Write out all records as given; omit images.

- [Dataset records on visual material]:
★ ★ ★ ★ ★ ★ ★

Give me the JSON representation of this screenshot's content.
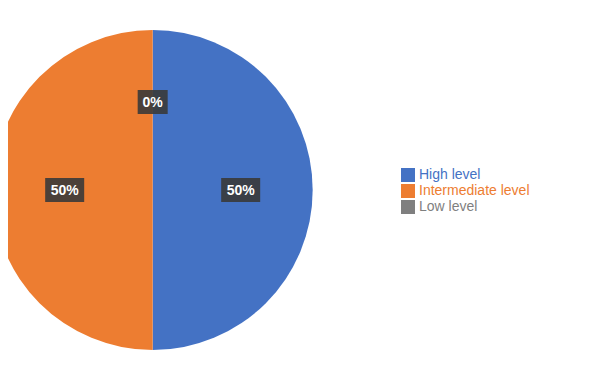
{
  "chart_data": {
    "type": "pie",
    "categories": [
      "High level",
      "Intermediate level",
      "Low level"
    ],
    "values": [
      50,
      50,
      0.0001
    ],
    "value_labels": [
      "50%",
      "50%",
      "0%"
    ],
    "colors": [
      "#4472C4",
      "#ED7D31",
      "#7F7F7F"
    ],
    "data_labels": true,
    "legend": "right"
  }
}
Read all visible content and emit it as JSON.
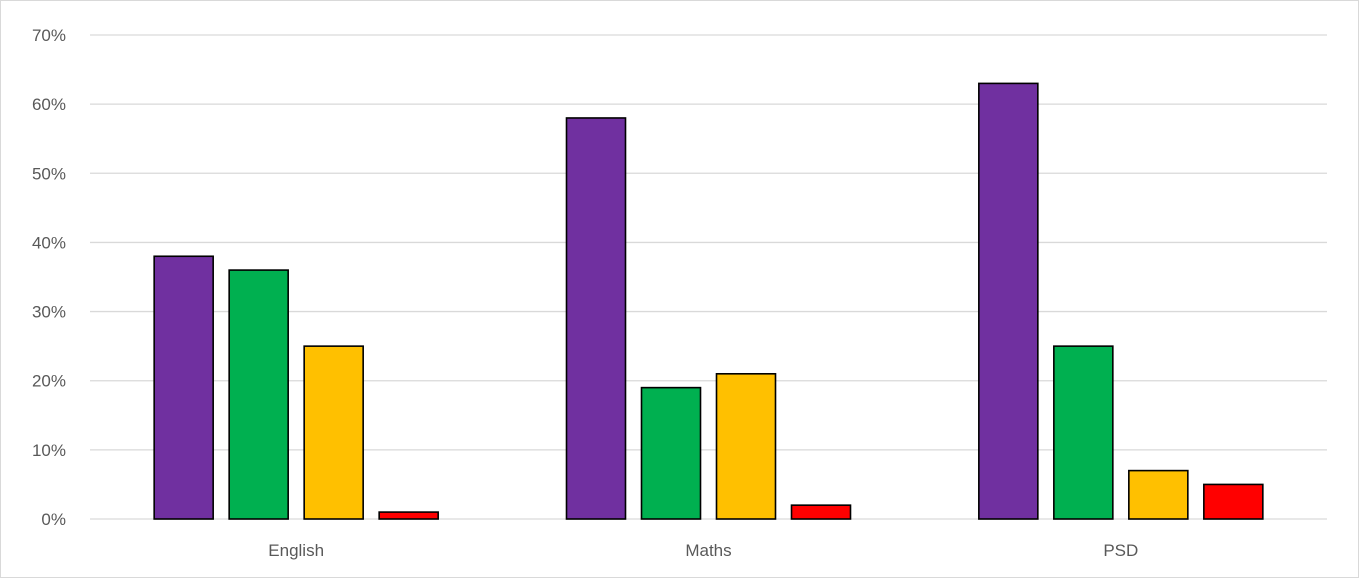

★ ★ ★ ★ ★ ★ ★

- [SOLUTION BELOW]:
Give me the JSON representation of this screenshot's content.
{
  "chart_data": {
    "type": "pie",
    "categories": [
      "High level",
      "Intermediate level",
      "Low level"
    ],
    "values": [
      50,
      50,
      0.0001
    ],
    "value_labels": [
      "50%",
      "50%",
      "0%"
    ],
    "colors": [
      "#4472C4",
      "#ED7D31",
      "#7F7F7F"
    ],
    "data_labels": true,
    "legend": "right"
  }
}
Read all visible content and emit it as JSON.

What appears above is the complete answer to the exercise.